Records from a dataset:
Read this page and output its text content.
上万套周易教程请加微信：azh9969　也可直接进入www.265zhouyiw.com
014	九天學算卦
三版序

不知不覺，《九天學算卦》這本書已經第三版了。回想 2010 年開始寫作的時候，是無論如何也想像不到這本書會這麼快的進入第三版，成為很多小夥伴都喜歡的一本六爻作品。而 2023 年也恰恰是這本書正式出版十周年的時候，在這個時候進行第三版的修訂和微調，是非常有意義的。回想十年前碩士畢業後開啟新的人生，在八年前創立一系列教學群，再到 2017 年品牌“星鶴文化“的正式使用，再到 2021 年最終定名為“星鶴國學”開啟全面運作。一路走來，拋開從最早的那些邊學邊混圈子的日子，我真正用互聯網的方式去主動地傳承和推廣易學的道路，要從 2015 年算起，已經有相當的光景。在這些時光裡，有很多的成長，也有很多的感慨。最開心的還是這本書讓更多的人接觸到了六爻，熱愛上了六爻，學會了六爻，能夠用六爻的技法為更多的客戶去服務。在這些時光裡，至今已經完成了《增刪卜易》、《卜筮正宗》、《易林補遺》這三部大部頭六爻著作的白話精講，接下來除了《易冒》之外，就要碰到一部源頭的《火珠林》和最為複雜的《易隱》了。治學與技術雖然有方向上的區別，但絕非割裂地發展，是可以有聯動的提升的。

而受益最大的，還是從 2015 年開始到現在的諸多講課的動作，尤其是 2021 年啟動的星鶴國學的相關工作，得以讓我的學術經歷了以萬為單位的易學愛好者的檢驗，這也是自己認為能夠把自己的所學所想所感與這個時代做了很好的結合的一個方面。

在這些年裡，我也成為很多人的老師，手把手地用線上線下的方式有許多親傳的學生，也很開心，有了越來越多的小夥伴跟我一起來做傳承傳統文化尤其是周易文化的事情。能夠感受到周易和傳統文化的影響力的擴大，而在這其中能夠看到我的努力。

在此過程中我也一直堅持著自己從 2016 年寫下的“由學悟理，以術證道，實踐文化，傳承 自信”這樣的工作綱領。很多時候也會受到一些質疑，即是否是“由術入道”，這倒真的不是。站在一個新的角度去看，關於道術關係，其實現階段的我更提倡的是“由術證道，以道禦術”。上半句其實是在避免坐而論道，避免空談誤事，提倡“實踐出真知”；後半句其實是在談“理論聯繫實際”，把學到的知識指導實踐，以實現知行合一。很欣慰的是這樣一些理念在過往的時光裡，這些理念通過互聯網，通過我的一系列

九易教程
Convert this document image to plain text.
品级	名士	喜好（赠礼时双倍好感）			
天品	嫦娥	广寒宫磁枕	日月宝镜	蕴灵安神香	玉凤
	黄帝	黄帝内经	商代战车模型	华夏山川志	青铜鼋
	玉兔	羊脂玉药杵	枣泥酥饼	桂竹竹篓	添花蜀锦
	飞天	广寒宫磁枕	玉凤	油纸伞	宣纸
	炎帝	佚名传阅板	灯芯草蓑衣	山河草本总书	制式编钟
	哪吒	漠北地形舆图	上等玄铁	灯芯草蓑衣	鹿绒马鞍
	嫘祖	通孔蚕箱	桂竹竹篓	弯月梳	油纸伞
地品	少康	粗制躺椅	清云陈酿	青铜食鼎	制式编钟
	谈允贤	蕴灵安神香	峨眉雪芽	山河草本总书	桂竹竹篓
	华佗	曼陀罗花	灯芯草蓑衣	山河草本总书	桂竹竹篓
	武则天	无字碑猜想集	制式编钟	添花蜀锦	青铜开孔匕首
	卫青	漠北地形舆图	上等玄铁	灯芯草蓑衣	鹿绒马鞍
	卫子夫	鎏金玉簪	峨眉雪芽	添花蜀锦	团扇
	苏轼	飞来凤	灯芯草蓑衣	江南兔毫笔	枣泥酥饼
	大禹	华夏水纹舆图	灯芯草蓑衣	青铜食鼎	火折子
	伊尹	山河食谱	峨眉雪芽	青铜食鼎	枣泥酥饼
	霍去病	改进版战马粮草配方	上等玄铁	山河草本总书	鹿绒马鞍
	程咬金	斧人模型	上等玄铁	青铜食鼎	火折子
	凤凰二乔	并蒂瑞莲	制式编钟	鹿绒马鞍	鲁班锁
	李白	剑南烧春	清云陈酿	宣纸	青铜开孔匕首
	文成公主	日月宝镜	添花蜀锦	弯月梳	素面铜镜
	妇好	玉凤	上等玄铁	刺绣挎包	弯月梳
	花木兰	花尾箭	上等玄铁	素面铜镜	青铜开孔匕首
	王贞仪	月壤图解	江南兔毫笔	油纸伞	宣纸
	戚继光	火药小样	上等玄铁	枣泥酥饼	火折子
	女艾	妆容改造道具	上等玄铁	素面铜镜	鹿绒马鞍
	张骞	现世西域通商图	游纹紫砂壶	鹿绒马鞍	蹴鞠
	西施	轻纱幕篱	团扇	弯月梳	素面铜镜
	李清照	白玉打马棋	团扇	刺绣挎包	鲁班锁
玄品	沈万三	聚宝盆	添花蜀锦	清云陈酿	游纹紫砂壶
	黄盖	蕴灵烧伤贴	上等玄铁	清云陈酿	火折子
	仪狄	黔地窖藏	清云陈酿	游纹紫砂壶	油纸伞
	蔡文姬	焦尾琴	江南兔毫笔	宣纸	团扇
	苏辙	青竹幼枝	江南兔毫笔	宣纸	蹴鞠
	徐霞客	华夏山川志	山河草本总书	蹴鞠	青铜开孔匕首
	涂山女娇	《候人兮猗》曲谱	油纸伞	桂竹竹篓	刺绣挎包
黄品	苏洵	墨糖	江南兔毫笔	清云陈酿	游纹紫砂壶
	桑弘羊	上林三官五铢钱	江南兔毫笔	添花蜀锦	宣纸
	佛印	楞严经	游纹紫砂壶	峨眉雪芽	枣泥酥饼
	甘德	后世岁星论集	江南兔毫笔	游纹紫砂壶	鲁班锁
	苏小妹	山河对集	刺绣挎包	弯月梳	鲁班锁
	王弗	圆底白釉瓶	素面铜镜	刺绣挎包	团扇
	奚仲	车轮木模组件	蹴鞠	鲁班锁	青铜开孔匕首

> [Task]
Using the data above, repeat every line exactly.

> [Reply]
Read this page and output its text content.
上万套周易教程请加微信：azh9969　也可直接进入www.265zhouyiw.com
014	九天學算卦
三版序

不知不覺，《九天學算卦》這本書已經第三版了。回想 2010 年開始寫作的時候，是無論如何也想像不到這本書會這麼快的進入第三版，成為很多小夥伴都喜歡的一本六爻作品。而 2023 年也恰恰是這本書正式出版十周年的時候，在這個時候進行第三版的修訂和微調，是非常有意義的。回想十年前碩士畢業後開啟新的人生，在八年前創立一系列教學群，再到 2017 年品牌“星鶴文化“的正式使用，再到 2021 年最終定名為“星鶴國學”開啟全面運作。一路走來，拋開從最早的那些邊學邊混圈子的日子，我真正用互聯網的方式去主動地傳承和推廣易學的道路，要從 2015 年算起，已經有相當的光景。在這些時光裡，有很多的成長，也有很多的感慨。最開心的還是這本書讓更多的人接觸到了六爻，熱愛上了六爻，學會了六爻，能夠用六爻的技法為更多的客戶去服務。在這些時光裡，至今已經完成了《增刪卜易》、《卜筮正宗》、《易林補遺》這三部大部頭六爻著作的白話精講，接下來除了《易冒》之外，就要碰到一部源頭的《火珠林》和最為複雜的《易隱》了。治學與技術雖然有方向上的區別，但絕非割裂地發展，是可以有聯動的提升的。

而受益最大的，還是從 2015 年開始到現在的諸多講課的動作，尤其是 2021 年啟動的星鶴國學的相關工作，得以讓我的學術經歷了以萬為單位的易學愛好者的檢驗，這也是自己認為能夠把自己的所學所想所感與這個時代做了很好的結合的一個方面。

在這些年裡，我也成為很多人的老師，手把手地用線上線下的方式有許多親傳的學生，也很開心，有了越來越多的小夥伴跟我一起來做傳承傳統文化尤其是周易文化的事情。能夠感受到周易和傳統文化的影響力的擴大，而在這其中能夠看到我的努力。

在此過程中我也一直堅持著自己從 2016 年寫下的“由學悟理，以術證道，實踐文化，傳承 自信”這樣的工作綱領。很多時候也會受到一些質疑，即是否是“由術入道”，這倒真的不是。站在一個新的角度去看，關於道術關係，其實現階段的我更提倡的是“由術證道，以道禦術”。上半句其實是在避免坐而論道，避免空談誤事，提倡“實踐出真知”；後半句其實是在談“理論聯繫實際”，把學到的知識指導實踐，以實現知行合一。很欣慰的是這樣一些理念在過往的時光裡，這些理念通過互聯網，通過我的一系列

九易教程
Convert this document image to plain text.
品级	名士	喜好（赠礼时双倍好感）			
天品	嫦娥	广寒宫磁枕	日月宝镜	蕴灵安神香	玉凤
	黄帝	黄帝内经	商代战车模型	华夏山川志	青铜鼋
	玉兔	羊脂玉药杵	枣泥酥饼	桂竹竹篓	添花蜀锦
	飞天	广寒宫磁枕	玉凤	油纸伞	宣纸
	炎帝	佚名传阅板	灯芯草蓑衣	山河草本总书	制式编钟
	哪吒	漠北地形舆图	上等玄铁	灯芯草蓑衣	鹿绒马鞍
	嫘祖	通孔蚕箱	桂竹竹篓	弯月梳	油纸伞
地品	少康	粗制躺椅	清云陈酿	青铜食鼎	制式编钟
	谈允贤	蕴灵安神香	峨眉雪芽	山河草本总书	桂竹竹篓
	华佗	曼陀罗花	灯芯草蓑衣	山河草本总书	桂竹竹篓
	武则天	无字碑猜想集	制式编钟	添花蜀锦	青铜开孔匕首
	卫青	漠北地形舆图	上等玄铁	灯芯草蓑衣	鹿绒马鞍
	卫子夫	鎏金玉簪	峨眉雪芽	添花蜀锦	团扇
	苏轼	飞来凤	灯芯草蓑衣	江南兔毫笔	枣泥酥饼
	大禹	华夏水纹舆图	灯芯草蓑衣	青铜食鼎	火折子
	伊尹	山河食谱	峨眉雪芽	青铜食鼎	枣泥酥饼
	霍去病	改进版战马粮草配方	上等玄铁	山河草本总书	鹿绒马鞍
	程咬金	斧人模型	上等玄铁	青铜食鼎	火折子
	凤凰二乔	并蒂瑞莲	制式编钟	鹿绒马鞍	鲁班锁
	李白	剑南烧春	清云陈酿	宣纸	青铜开孔匕首
	文成公主	日月宝镜	添花蜀锦	弯月梳	素面铜镜
	妇好	玉凤	上等玄铁	刺绣挎包	弯月梳
	花木兰	花尾箭	上等玄铁	素面铜镜	青铜开孔匕首
	王贞仪	月壤图解	江南兔毫笔	油纸伞	宣纸
	戚继光	火药小样	上等玄铁	枣泥酥饼	火折子
	女艾	妆容改造道具	上等玄铁	素面铜镜	鹿绒马鞍
	张骞	现世西域通商图	游纹紫砂壶	鹿绒马鞍	蹴鞠
	西施	轻纱幕篱	团扇	弯月梳	素面铜镜
	李清照	白玉打马棋	团扇	刺绣挎包	鲁班锁
玄品	沈万三	聚宝盆	添花蜀锦	清云陈酿	游纹紫砂壶
	黄盖	蕴灵烧伤贴	上等玄铁	清云陈酿	火折子
	仪狄	黔地窖藏	清云陈酿	游纹紫砂壶	油纸伞
	蔡文姬	焦尾琴	江南兔毫笔	宣纸	团扇
	苏辙	青竹幼枝	江南兔毫笔	宣纸	蹴鞠
	徐霞客	华夏山川志	山河草本总书	蹴鞠	青铜开孔匕首
	涂山女娇	《候人兮猗》曲谱	油纸伞	桂竹竹篓	刺绣挎包
黄品	苏洵	墨糖	江南兔毫笔	清云陈酿	游纹紫砂壶
	桑弘羊	上林三官五铢钱	江南兔毫笔	添花蜀锦	宣纸
	佛印	楞严经	游纹紫砂壶	峨眉雪芽	枣泥酥饼
	甘德	后世岁星论集	江南兔毫笔	游纹紫砂壶	鲁班锁
	苏小妹	山河对集	刺绣挎包	弯月梳	鲁班锁
	王弗	圆底白釉瓶	素面铜镜	刺绣挎包	团扇
	奚仲	车轮木模组件	蹴鞠	鲁班锁	青铜开孔匕首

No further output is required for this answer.